STORED DATA.
— BEGIN —

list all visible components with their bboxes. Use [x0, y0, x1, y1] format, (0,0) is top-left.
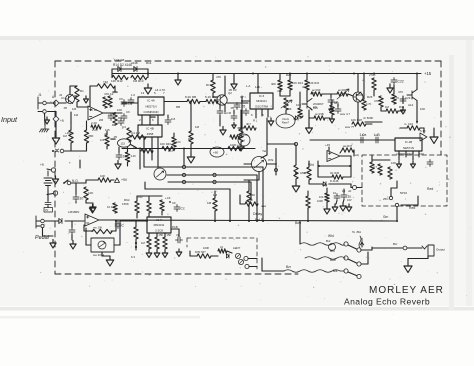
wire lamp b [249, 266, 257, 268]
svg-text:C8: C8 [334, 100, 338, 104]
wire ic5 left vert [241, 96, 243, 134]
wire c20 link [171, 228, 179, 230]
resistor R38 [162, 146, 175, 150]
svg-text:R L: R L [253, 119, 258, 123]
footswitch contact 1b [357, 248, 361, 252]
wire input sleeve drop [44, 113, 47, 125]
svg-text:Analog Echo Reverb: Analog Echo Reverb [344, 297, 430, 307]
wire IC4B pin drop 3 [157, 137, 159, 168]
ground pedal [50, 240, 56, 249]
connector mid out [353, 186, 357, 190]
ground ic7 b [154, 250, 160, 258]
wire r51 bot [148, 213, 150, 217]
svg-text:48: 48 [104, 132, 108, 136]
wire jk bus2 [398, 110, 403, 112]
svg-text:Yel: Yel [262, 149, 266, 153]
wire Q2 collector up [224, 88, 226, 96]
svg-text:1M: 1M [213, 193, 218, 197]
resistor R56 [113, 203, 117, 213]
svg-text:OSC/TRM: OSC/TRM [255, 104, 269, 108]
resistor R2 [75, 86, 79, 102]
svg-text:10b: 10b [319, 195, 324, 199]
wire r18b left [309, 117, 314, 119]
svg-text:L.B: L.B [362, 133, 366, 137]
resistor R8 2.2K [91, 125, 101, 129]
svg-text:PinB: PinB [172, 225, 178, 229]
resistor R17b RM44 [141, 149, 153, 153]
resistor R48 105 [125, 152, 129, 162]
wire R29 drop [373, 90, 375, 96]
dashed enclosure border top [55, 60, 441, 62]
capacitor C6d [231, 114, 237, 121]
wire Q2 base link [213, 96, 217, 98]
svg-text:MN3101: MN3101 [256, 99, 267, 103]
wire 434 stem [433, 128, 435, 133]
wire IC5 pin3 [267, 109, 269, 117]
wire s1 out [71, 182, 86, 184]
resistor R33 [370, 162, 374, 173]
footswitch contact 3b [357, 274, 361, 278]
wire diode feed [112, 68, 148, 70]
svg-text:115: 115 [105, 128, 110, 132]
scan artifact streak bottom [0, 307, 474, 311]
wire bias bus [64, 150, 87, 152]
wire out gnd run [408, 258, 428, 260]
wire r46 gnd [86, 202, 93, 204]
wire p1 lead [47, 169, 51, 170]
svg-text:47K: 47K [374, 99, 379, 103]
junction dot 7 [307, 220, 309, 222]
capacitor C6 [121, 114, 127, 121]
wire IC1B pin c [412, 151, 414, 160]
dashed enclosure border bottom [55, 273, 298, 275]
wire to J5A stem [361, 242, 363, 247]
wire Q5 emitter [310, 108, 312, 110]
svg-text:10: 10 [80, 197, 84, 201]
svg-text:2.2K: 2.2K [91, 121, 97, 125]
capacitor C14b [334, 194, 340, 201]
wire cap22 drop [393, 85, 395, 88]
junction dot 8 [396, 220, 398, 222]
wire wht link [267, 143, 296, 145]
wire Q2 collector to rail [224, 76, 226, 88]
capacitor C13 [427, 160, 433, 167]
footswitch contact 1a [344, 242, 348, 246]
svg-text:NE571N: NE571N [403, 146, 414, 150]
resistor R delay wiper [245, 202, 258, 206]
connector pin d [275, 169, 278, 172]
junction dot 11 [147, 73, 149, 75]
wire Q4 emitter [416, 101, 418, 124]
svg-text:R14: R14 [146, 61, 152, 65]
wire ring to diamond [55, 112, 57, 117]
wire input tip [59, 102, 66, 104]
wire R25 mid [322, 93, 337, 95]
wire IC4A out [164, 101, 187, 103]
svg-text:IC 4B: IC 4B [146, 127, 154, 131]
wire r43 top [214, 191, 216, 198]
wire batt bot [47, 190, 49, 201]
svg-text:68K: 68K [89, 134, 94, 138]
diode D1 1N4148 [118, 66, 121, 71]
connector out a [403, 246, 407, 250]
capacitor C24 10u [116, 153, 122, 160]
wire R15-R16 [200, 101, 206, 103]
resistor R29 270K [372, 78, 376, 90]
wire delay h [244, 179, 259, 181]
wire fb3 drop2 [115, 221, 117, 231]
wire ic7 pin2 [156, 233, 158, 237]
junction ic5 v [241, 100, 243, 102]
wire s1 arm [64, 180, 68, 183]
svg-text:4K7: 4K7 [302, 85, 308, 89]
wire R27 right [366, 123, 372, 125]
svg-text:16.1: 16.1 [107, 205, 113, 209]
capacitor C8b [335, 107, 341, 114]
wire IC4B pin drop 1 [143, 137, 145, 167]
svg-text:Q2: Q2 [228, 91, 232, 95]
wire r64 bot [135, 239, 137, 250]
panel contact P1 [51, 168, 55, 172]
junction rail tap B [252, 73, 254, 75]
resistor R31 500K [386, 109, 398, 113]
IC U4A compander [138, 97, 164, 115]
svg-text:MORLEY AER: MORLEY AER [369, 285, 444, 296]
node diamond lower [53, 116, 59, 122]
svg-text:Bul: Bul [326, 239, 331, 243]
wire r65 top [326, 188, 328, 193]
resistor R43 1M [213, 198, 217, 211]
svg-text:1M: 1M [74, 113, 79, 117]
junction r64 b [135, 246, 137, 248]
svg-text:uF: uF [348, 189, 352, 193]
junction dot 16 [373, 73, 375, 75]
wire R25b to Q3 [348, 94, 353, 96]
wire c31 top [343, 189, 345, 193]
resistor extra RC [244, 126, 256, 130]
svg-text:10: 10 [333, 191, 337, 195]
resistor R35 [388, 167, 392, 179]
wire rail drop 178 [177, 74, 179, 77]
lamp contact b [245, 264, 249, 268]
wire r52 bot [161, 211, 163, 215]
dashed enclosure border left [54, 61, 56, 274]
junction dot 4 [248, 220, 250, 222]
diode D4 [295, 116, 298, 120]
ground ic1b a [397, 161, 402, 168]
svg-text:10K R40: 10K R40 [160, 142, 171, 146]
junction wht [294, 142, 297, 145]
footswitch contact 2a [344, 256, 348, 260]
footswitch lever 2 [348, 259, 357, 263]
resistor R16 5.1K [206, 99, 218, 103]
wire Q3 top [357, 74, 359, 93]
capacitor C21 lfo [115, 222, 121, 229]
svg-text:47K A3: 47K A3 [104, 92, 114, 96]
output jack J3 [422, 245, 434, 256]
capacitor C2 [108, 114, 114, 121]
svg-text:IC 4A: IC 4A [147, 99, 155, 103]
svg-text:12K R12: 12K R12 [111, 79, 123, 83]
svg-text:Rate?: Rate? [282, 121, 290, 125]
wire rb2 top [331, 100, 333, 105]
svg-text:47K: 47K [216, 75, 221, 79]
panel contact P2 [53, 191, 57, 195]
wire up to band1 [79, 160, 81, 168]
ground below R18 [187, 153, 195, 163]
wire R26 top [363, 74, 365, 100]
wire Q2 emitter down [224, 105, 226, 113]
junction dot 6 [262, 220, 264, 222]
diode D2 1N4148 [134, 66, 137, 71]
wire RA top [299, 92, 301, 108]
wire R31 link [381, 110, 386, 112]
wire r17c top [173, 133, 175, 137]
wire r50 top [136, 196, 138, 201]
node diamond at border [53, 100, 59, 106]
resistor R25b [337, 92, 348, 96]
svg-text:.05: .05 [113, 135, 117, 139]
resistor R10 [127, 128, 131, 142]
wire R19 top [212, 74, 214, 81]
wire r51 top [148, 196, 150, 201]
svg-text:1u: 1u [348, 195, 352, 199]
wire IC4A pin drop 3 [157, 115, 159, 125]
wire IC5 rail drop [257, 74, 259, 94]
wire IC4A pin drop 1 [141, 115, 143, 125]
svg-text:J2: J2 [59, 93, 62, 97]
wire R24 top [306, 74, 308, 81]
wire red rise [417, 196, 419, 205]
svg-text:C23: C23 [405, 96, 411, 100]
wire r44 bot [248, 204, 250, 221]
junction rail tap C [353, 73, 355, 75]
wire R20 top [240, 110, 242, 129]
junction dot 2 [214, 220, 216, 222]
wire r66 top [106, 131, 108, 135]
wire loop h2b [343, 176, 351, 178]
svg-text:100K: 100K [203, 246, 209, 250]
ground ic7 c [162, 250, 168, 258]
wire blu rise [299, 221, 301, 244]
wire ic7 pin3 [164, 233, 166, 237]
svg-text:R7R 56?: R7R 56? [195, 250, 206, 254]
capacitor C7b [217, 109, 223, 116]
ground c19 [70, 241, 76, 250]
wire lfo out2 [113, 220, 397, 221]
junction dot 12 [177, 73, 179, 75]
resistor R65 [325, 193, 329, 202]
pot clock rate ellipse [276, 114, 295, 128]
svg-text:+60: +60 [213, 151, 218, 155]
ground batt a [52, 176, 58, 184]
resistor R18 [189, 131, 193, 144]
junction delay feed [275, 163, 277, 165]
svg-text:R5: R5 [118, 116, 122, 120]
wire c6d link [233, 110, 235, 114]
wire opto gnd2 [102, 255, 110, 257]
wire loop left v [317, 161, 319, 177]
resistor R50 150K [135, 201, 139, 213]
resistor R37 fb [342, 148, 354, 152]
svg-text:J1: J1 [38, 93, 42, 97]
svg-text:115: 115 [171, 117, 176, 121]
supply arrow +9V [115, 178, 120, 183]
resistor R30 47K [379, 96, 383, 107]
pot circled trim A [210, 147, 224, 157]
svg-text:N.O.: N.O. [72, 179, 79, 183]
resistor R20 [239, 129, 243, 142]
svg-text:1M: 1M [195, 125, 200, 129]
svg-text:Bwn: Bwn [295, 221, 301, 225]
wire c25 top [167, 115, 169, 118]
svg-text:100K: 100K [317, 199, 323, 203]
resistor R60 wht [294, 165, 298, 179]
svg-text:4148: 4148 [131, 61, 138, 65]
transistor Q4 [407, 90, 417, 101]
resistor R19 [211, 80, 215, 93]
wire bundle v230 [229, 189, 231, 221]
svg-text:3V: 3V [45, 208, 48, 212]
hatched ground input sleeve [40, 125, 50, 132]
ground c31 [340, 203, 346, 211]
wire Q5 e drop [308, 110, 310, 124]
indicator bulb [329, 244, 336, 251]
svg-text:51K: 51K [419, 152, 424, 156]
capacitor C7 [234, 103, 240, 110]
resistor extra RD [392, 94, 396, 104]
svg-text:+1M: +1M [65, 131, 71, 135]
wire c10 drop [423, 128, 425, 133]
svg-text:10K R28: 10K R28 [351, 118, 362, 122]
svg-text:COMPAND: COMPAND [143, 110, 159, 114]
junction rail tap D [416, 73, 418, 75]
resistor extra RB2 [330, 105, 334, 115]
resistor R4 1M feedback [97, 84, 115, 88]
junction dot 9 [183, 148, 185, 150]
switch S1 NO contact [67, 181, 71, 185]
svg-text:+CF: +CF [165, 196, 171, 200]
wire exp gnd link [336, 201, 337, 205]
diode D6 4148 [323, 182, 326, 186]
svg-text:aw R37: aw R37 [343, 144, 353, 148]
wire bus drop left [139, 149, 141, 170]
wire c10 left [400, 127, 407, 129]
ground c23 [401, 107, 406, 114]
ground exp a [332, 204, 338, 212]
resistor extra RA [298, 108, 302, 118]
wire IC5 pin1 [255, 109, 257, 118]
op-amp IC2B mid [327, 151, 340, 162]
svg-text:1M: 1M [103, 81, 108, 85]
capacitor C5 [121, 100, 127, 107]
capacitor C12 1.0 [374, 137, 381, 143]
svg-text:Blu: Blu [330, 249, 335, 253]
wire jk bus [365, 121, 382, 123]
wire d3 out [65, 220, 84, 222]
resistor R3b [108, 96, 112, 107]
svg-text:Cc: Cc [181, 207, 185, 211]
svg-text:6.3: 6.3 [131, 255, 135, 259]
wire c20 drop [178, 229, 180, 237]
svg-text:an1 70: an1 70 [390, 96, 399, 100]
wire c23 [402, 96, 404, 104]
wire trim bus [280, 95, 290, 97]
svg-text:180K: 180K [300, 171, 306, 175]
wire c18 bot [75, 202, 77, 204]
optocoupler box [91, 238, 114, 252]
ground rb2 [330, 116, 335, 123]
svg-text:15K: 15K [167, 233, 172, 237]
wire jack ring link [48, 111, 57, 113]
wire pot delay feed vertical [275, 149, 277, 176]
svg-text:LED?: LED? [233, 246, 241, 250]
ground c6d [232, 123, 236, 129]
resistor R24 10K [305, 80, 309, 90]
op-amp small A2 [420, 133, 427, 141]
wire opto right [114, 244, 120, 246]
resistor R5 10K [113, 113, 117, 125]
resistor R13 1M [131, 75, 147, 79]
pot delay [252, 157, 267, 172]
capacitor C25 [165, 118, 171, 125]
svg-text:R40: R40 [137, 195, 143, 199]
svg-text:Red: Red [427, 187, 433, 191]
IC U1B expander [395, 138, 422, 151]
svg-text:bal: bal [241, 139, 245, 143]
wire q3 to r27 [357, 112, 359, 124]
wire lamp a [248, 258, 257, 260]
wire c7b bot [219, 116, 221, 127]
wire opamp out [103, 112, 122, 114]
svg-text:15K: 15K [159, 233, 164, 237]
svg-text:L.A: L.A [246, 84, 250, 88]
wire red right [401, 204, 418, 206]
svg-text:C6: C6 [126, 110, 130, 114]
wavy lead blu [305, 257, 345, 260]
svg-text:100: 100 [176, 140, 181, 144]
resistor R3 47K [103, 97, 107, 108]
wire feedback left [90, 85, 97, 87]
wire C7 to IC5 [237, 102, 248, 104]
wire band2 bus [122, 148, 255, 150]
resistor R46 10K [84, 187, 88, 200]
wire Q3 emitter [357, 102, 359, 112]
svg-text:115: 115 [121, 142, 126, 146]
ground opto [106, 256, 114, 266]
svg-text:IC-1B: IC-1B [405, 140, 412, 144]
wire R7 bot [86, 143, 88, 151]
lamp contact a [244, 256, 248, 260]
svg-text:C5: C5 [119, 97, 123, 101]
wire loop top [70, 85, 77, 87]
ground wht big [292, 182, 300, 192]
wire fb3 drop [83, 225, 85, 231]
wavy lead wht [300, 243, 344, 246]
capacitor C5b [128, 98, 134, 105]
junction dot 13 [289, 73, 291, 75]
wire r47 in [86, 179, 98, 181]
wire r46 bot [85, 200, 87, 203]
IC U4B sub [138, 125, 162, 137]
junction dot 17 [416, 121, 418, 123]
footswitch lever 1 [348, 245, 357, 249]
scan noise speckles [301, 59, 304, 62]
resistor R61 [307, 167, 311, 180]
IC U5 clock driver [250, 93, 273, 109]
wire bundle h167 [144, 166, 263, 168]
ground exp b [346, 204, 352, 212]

— END —
— BEGIN —

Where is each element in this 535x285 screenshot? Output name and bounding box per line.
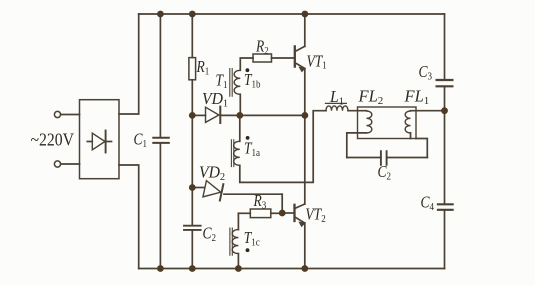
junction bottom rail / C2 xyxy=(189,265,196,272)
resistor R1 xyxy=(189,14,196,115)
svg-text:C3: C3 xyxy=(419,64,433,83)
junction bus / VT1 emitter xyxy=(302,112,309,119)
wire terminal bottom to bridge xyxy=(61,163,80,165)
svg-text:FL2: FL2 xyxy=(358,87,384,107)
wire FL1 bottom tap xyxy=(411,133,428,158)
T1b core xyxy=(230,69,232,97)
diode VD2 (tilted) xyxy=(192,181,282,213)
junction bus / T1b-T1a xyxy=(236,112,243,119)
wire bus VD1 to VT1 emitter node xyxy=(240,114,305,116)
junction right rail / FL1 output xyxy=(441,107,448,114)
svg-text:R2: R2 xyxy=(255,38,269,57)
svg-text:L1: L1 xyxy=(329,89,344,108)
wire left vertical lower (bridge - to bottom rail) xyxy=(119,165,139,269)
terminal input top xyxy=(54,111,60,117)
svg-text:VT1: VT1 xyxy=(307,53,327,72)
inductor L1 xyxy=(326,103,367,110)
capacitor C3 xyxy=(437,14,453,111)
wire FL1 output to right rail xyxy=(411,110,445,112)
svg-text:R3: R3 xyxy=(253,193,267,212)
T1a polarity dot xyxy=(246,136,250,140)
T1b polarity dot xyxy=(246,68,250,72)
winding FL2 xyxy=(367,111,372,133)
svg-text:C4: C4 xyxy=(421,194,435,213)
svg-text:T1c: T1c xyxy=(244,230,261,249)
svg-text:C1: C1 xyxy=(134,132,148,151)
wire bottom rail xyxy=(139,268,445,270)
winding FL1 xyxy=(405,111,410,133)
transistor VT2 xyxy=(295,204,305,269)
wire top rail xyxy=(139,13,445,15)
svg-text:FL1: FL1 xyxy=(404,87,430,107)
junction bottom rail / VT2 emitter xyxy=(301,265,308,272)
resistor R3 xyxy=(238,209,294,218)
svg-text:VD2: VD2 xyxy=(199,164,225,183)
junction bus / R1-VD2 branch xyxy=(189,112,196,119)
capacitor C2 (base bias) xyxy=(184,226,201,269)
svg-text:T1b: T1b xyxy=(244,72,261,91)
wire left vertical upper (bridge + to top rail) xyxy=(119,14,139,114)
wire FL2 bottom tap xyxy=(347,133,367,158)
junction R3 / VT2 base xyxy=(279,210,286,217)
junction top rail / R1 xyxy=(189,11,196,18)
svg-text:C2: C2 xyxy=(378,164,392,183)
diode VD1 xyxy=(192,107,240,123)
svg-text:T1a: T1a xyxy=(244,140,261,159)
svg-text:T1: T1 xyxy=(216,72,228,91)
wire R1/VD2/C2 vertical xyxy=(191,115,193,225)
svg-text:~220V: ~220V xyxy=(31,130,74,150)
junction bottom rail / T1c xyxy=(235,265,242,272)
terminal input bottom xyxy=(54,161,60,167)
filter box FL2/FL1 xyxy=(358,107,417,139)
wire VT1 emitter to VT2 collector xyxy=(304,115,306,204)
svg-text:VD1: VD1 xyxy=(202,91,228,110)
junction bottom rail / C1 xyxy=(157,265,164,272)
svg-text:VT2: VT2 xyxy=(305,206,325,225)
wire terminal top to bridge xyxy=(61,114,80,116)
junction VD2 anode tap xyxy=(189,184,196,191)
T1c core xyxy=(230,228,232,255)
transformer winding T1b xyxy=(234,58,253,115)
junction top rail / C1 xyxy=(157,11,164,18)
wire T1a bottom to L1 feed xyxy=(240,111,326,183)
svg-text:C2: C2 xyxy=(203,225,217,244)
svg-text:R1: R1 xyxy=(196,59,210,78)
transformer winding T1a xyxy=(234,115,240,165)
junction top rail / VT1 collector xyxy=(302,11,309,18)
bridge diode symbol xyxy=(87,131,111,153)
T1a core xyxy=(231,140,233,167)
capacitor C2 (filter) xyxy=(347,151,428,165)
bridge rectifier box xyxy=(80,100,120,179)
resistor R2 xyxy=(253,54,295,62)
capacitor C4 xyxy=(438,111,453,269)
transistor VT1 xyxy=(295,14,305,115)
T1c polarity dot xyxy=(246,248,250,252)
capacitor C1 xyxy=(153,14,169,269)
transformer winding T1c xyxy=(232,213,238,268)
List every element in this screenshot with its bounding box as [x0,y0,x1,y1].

— END —

Reproduce the rows from the one containing "junction bottom rail / C2" down to the one containing "wire R1/VD2/C2 vertical", inclusive, renaming "winding" to "coil" wherever it appears and changing nothing else.

junction bottom rail / C2 xyxy=(189,265,196,272)
resistor R1 xyxy=(189,14,196,115)
svg-text:C3: C3 xyxy=(419,64,433,83)
junction bus / VT1 emitter xyxy=(302,112,309,119)
wire terminal bottom to bridge xyxy=(61,163,80,165)
svg-text:FL2: FL2 xyxy=(358,87,384,107)
wire FL1 bottom tap xyxy=(411,133,428,158)
T1b core xyxy=(230,69,232,97)
diode VD2 (tilted) xyxy=(192,181,282,213)
junction bus / T1b-T1a xyxy=(236,112,243,119)
wire bus VD1 to VT1 emitter node xyxy=(240,114,305,116)
junction right rail / FL1 output xyxy=(441,107,448,114)
svg-text:R2: R2 xyxy=(255,38,269,57)
svg-text:L1: L1 xyxy=(329,89,344,108)
wire left vertical lower (bridge - to bottom rail) xyxy=(119,165,139,269)
terminal input top xyxy=(54,111,60,117)
svg-text:VT1: VT1 xyxy=(307,53,327,72)
inductor L1 xyxy=(326,103,367,110)
capacitor C3 xyxy=(437,14,453,111)
wire FL1 output to right rail xyxy=(411,110,445,112)
svg-text:R3: R3 xyxy=(253,193,267,212)
T1a polarity dot xyxy=(246,136,250,140)
T1b polarity dot xyxy=(246,68,250,72)
coil FL2 xyxy=(367,111,372,133)
svg-text:C4: C4 xyxy=(421,194,435,213)
svg-text:T1c: T1c xyxy=(244,230,261,249)
svg-text:C1: C1 xyxy=(134,132,148,151)
wire bottom rail xyxy=(139,268,445,270)
coil FL1 xyxy=(405,111,410,133)
transistor VT2 xyxy=(295,204,305,269)
wire top rail xyxy=(139,13,445,15)
svg-text:FL1: FL1 xyxy=(404,87,430,107)
junction bottom rail / VT2 emitter xyxy=(301,265,308,272)
resistor R3 xyxy=(238,209,294,218)
svg-text:VD2: VD2 xyxy=(199,164,225,183)
junction bus / R1-VD2 branch xyxy=(189,112,196,119)
capacitor C2 (base bias) xyxy=(184,226,201,269)
svg-text:T1b: T1b xyxy=(244,72,261,91)
wire left vertical upper (bridge + to top rail) xyxy=(119,14,139,114)
wire FL2 bottom tap xyxy=(347,133,367,158)
junction R3 / VT2 base xyxy=(279,210,286,217)
junction top rail / R1 xyxy=(189,11,196,18)
svg-text:C2: C2 xyxy=(378,164,392,183)
diode VD1 xyxy=(192,107,240,123)
svg-text:T1a: T1a xyxy=(244,140,261,159)
svg-text:T1: T1 xyxy=(216,72,228,91)
wire R1/VD2/C2 vertical xyxy=(191,115,193,225)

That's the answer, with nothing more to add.